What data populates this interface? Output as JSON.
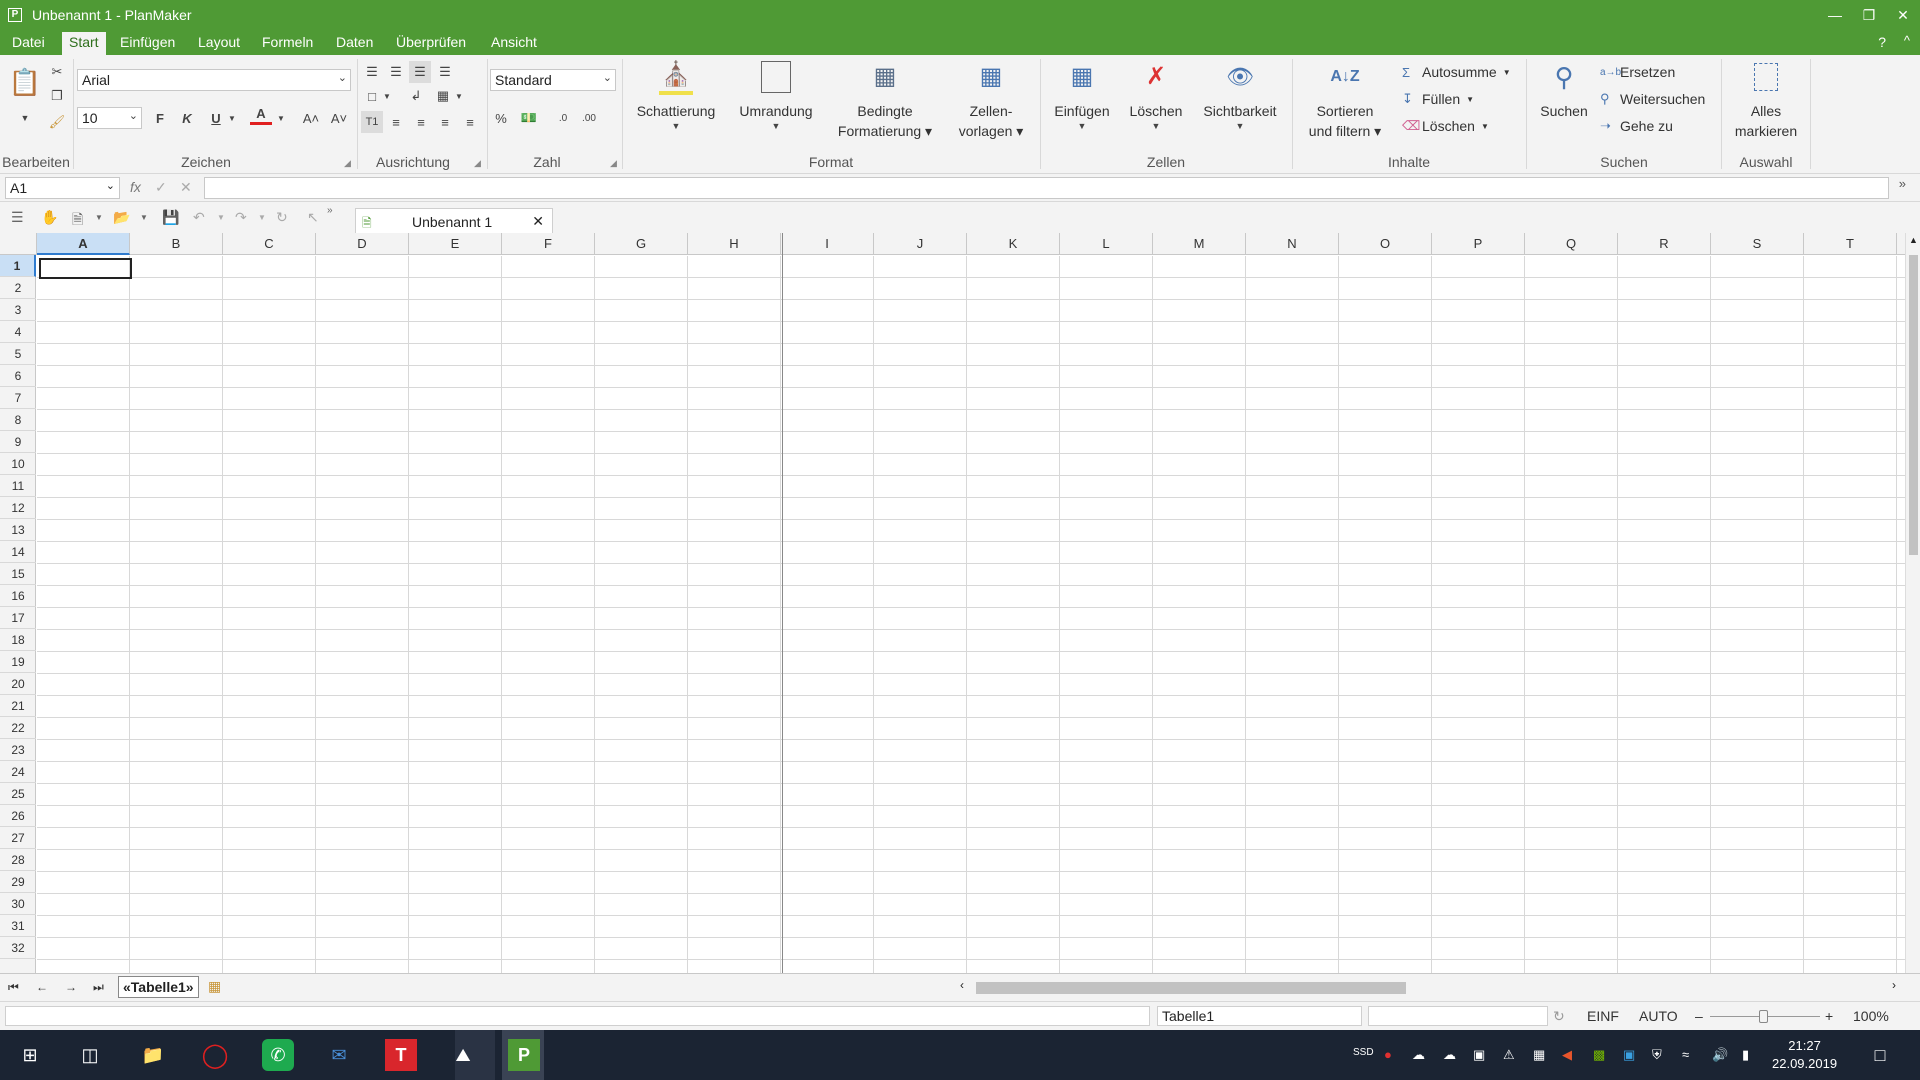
{
  "window": {
    "title": "Unbenannt 1 - PlanMaker",
    "app_icon_letter": "P"
  },
  "menu": {
    "items": [
      "Datei",
      "Start",
      "Einfügen",
      "Layout",
      "Formeln",
      "Daten",
      "Überprüfen",
      "Ansicht"
    ],
    "active": "Start",
    "help": "?",
    "collapse": "^"
  },
  "ribbon": {
    "font_name": "Arial",
    "font_size": "10",
    "number_format": "Standard",
    "bold_label": "F",
    "italic_label": "K",
    "underline_label": "U",
    "font_color_label": "A",
    "grow_label": "A˄",
    "shrink_label": "A˅",
    "percent_label": "%",
    "groups": [
      "Bearbeiten",
      "Zeichen",
      "Ausrichtung",
      "Zahl",
      "Format",
      "Zellen",
      "Inhalte",
      "Suchen",
      "Auswahl"
    ],
    "format_buttons": [
      {
        "line1": "Schattierung",
        "line2": ""
      },
      {
        "line1": "Umrandung",
        "line2": ""
      },
      {
        "line1": "Bedingte",
        "line2": "Formatierung ▾"
      },
      {
        "line1": "Zellen-",
        "line2": "vorlagen ▾"
      }
    ],
    "cells_buttons": [
      {
        "line1": "Einfügen",
        "line2": ""
      },
      {
        "line1": "Löschen",
        "line2": ""
      },
      {
        "line1": "Sichtbarkeit",
        "line2": ""
      }
    ],
    "sort_button": {
      "line1": "Sortieren",
      "line2": "und filtern ▾"
    },
    "autosum": "Autosumme",
    "fill": "Füllen",
    "delete": "Löschen",
    "search_button": "Suchen",
    "replace": "Ersetzen",
    "find_next": "Weitersuchen",
    "goto": "Gehe zu",
    "select_all": {
      "line1": "Alles",
      "line2": "markieren"
    }
  },
  "formula": {
    "cell_ref": "A1",
    "fx": "fx",
    "value": "",
    "expand": "»"
  },
  "doc_tab": {
    "label": "Unbenannt 1",
    "close": "✕"
  },
  "grid": {
    "columns": [
      "A",
      "B",
      "C",
      "D",
      "E",
      "F",
      "G",
      "H",
      "I",
      "J",
      "K",
      "L",
      "M",
      "N",
      "O",
      "P",
      "Q",
      "R",
      "S",
      "T"
    ],
    "rows": [
      "1",
      "2",
      "3",
      "4",
      "5",
      "6",
      "7",
      "8",
      "9",
      "10",
      "11",
      "12",
      "13",
      "14",
      "15",
      "16",
      "17",
      "18",
      "19",
      "20",
      "21",
      "22",
      "23",
      "24",
      "25",
      "26",
      "27",
      "28",
      "29",
      "30",
      "31",
      "32"
    ],
    "selected_column": "A",
    "selected_row": "1"
  },
  "sheet": {
    "tab": "«Tabelle1»"
  },
  "status": {
    "sheet_name": "Tabelle1",
    "mode1": "EINF",
    "mode2": "AUTO",
    "zoom": "100%",
    "zoom_minus": "–",
    "zoom_plus": "+"
  },
  "taskbar": {
    "time": "21:27",
    "date": "22.09.2019"
  }
}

WHAT IS EXPECTED
Write the entries above out again exactly, but not the pictures.

SOLUTION TO THIS EXERCISE
What data populates this interface? Output as JSON.
{
  "window": {
    "title": "Unbenannt 1 - PlanMaker",
    "app_icon_letter": "P"
  },
  "menu": {
    "items": [
      "Datei",
      "Start",
      "Einfügen",
      "Layout",
      "Formeln",
      "Daten",
      "Überprüfen",
      "Ansicht"
    ],
    "active": "Start",
    "help": "?",
    "collapse": "^"
  },
  "ribbon": {
    "font_name": "Arial",
    "font_size": "10",
    "number_format": "Standard",
    "bold_label": "F",
    "italic_label": "K",
    "underline_label": "U",
    "font_color_label": "A",
    "grow_label": "A˄",
    "shrink_label": "A˅",
    "percent_label": "%",
    "groups": [
      "Bearbeiten",
      "Zeichen",
      "Ausrichtung",
      "Zahl",
      "Format",
      "Zellen",
      "Inhalte",
      "Suchen",
      "Auswahl"
    ],
    "format_buttons": [
      {
        "line1": "Schattierung",
        "line2": ""
      },
      {
        "line1": "Umrandung",
        "line2": ""
      },
      {
        "line1": "Bedingte",
        "line2": "Formatierung ▾"
      },
      {
        "line1": "Zellen-",
        "line2": "vorlagen ▾"
      }
    ],
    "cells_buttons": [
      {
        "line1": "Einfügen",
        "line2": ""
      },
      {
        "line1": "Löschen",
        "line2": ""
      },
      {
        "line1": "Sichtbarkeit",
        "line2": ""
      }
    ],
    "sort_button": {
      "line1": "Sortieren",
      "line2": "und filtern ▾"
    },
    "autosum": "Autosumme",
    "fill": "Füllen",
    "delete": "Löschen",
    "search_button": "Suchen",
    "replace": "Ersetzen",
    "find_next": "Weitersuchen",
    "goto": "Gehe zu",
    "select_all": {
      "line1": "Alles",
      "line2": "markieren"
    }
  },
  "formula": {
    "cell_ref": "A1",
    "fx": "fx",
    "value": "",
    "expand": "»"
  },
  "doc_tab": {
    "label": "Unbenannt 1",
    "close": "✕"
  },
  "grid": {
    "columns": [
      "A",
      "B",
      "C",
      "D",
      "E",
      "F",
      "G",
      "H",
      "I",
      "J",
      "K",
      "L",
      "M",
      "N",
      "O",
      "P",
      "Q",
      "R",
      "S",
      "T"
    ],
    "rows": [
      "1",
      "2",
      "3",
      "4",
      "5",
      "6",
      "7",
      "8",
      "9",
      "10",
      "11",
      "12",
      "13",
      "14",
      "15",
      "16",
      "17",
      "18",
      "19",
      "20",
      "21",
      "22",
      "23",
      "24",
      "25",
      "26",
      "27",
      "28",
      "29",
      "30",
      "31",
      "32"
    ],
    "selected_column": "A",
    "selected_row": "1"
  },
  "sheet": {
    "tab": "«Tabelle1»"
  },
  "status": {
    "sheet_name": "Tabelle1",
    "mode1": "EINF",
    "mode2": "AUTO",
    "zoom": "100%",
    "zoom_minus": "–",
    "zoom_plus": "+"
  },
  "taskbar": {
    "time": "21:27",
    "date": "22.09.2019"
  }
}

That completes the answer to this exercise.